### Text segment
***

A 200,000 grant has been awarded to researchers at Queen's to help establish why people with schizophrenia are three times more likely to smoke than the general population.
It is hoped the Medical Research Council award will help the scientists discover improved treatments for nicotine dependence - which can result in increased rates of illness and death from smoking-related diseases - as well as treatments for the symptoms of schizophrenia.
The funding will provide a three-year fellowship for Dr Ruth Barr, a psychiatrist in the School of Medicine and Dentistry.
Dr Barr hopes to build on research she has carried out during a fellowship at Harvard Medical School in Massachusetts on the effects of nicotine on attention and memory in schizophrenia.
The effects of nicotine withdrawal will be measured on around 40 volunteers, including both those with and without the condition.
Dr Barr said: "The reasons behind the increased need to smoke in patients with schizophrenia are unclear, although certain symptoms of this illness may increase vulnerability to nicotine dependence.
"Schizophrenia is associated with cognitive impairments including deficits in inhibitory control which may make it more difficult for patients to resist the impulse to smoke.
"We propose to investigate the effects of nicotine and nicotine withdrawal in smokers with and without schizophrenia on response inhibition, measured using a computer task.
"Cognitive abilities are believed to get worse during nicotine withdrawal and we want to establish if this deterioration is greater in patients with schizophrenia.
"In addition, we will investigate the mechanism of nicotine's effects on task performance using brain scanning and a measure of brain electrical activity.
"If we can understand why patients with schizophrenia are more likely to smoke it could enable us to develop new treatments for nicotine dependence and symptoms of schizophrenia."

***

### Assigned task
According to the article on the schizophrenia smoking research grant, on about how many volunteers will the effects of nicotine withdrawal be measured?

(Dataset items)
***

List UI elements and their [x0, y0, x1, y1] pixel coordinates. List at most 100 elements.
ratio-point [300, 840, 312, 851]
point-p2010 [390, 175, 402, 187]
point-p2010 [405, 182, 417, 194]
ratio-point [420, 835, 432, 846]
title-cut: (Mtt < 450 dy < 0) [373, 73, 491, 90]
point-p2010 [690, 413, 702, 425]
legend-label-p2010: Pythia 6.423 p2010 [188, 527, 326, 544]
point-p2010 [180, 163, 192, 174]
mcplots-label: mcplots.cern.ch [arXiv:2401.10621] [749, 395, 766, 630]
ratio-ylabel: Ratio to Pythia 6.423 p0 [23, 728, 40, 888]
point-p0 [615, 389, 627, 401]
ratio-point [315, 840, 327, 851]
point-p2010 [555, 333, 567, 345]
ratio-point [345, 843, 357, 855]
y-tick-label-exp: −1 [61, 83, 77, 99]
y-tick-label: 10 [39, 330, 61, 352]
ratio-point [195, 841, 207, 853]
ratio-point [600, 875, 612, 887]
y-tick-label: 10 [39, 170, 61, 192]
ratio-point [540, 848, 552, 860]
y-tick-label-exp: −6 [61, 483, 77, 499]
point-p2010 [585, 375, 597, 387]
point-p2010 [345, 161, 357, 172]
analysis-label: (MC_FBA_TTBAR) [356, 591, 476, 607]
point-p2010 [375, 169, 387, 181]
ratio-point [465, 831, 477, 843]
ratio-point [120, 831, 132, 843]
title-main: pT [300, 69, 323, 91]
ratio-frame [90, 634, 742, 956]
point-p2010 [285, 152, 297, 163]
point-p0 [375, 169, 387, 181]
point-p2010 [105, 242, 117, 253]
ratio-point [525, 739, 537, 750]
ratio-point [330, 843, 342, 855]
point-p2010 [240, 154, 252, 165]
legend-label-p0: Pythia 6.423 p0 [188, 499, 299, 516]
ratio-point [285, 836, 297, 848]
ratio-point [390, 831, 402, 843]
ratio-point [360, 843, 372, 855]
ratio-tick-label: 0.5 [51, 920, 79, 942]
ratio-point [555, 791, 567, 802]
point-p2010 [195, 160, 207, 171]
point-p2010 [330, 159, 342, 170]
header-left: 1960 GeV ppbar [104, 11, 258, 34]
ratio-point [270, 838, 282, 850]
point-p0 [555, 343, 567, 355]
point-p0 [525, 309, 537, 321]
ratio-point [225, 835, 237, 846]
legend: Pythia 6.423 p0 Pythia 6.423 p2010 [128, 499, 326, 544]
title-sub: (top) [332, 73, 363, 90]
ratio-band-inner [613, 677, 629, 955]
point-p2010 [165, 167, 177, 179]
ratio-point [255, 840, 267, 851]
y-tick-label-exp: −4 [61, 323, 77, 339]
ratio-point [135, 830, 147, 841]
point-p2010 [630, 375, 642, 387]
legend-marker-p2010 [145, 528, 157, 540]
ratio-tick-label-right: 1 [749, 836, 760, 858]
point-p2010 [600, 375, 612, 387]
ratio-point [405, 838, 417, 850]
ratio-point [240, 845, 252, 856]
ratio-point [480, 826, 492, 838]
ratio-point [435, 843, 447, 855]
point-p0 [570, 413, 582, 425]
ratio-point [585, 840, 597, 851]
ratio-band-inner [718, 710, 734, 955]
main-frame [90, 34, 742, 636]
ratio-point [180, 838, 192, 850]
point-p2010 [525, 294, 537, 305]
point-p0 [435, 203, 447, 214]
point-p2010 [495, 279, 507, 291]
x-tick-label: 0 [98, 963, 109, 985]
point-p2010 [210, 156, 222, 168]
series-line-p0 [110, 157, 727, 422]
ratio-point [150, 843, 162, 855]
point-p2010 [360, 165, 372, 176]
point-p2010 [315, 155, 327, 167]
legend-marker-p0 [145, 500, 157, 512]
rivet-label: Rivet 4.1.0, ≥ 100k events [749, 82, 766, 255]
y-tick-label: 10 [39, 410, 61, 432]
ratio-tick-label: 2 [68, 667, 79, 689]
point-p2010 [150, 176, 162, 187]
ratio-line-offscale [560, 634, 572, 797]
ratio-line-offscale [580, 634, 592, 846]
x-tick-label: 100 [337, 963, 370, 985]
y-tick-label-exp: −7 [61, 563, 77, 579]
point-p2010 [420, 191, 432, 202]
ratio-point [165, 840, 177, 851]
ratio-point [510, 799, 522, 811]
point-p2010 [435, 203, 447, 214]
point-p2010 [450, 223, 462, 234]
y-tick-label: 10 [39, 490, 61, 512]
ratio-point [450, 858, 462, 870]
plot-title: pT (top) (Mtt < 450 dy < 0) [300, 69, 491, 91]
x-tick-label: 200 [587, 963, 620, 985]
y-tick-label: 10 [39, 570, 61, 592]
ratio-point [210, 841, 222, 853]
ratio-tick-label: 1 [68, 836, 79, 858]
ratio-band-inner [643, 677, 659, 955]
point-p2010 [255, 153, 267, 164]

***

### Solution for this exercise
Around 40 volunteers, including people both with and without schizophrenia.